Work to do: Work through the data below line by line and say how many lines hold "icon"; give only the number.

Material for this task:

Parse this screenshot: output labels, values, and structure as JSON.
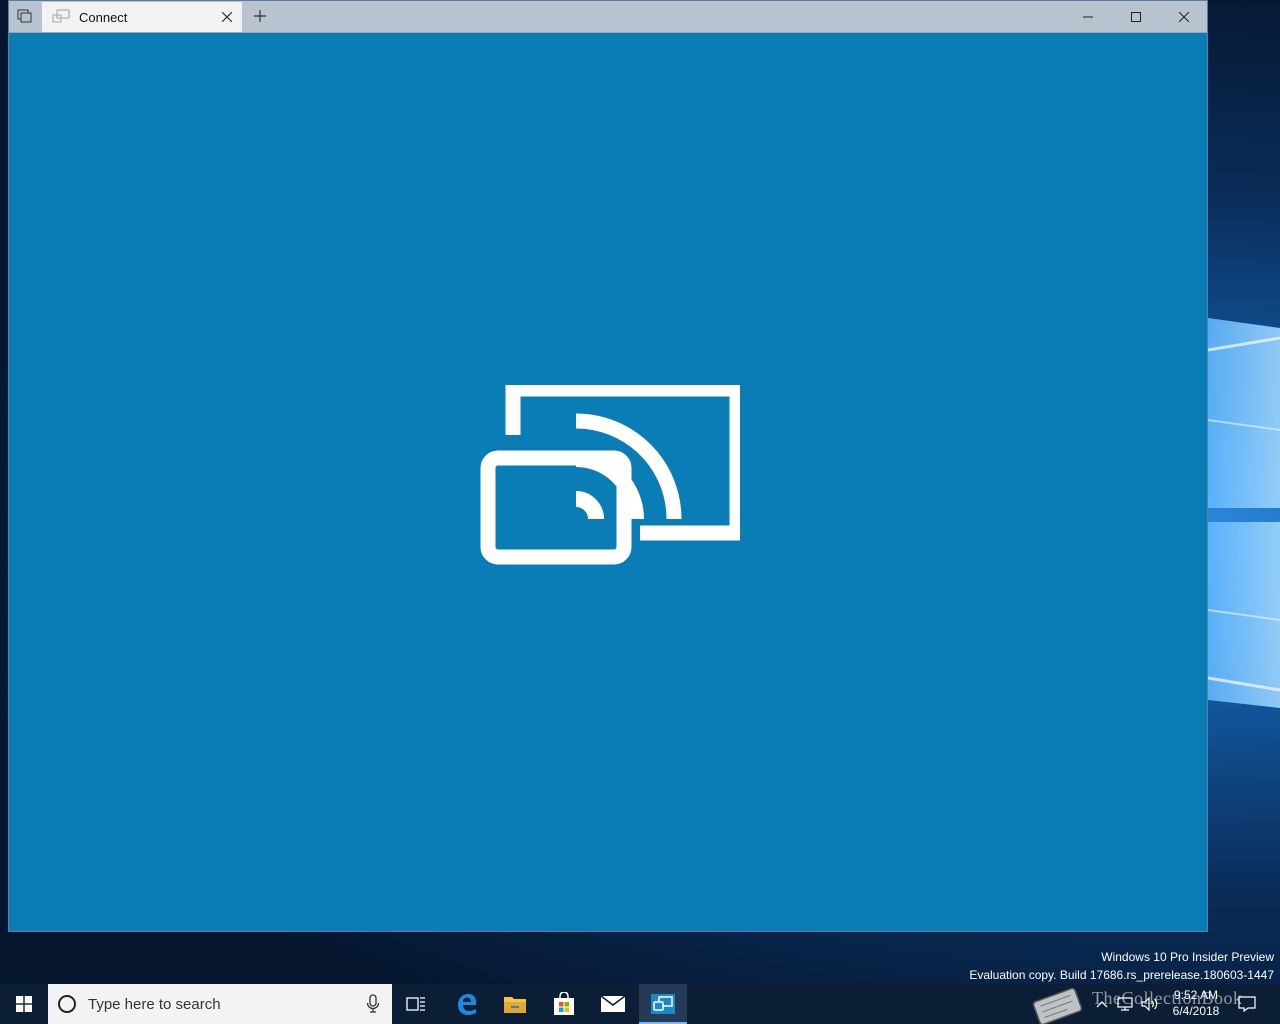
{
  "window": {
    "tab_title": "Connect",
    "tab_icon": "connect-app-icon",
    "caption_buttons": [
      "minimize",
      "maximize",
      "close"
    ],
    "background_color": "#0a7db6"
  },
  "content": {
    "hero_icon": "project-to-screen-icon"
  },
  "desktop": {
    "watermark_line1": "Windows 10 Pro Insider Preview",
    "watermark_line2": "Evaluation copy. Build 17686.rs_prerelease.180603-1447"
  },
  "taskbar": {
    "search_placeholder": "Type here to search",
    "apps": [
      "task-view",
      "edge",
      "file-explorer",
      "store",
      "mail",
      "connect"
    ],
    "clock_time": "9:52 AM",
    "clock_date": "6/4/2018",
    "brand_text": "TheCollectionBook"
  }
}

Solution to this task: 2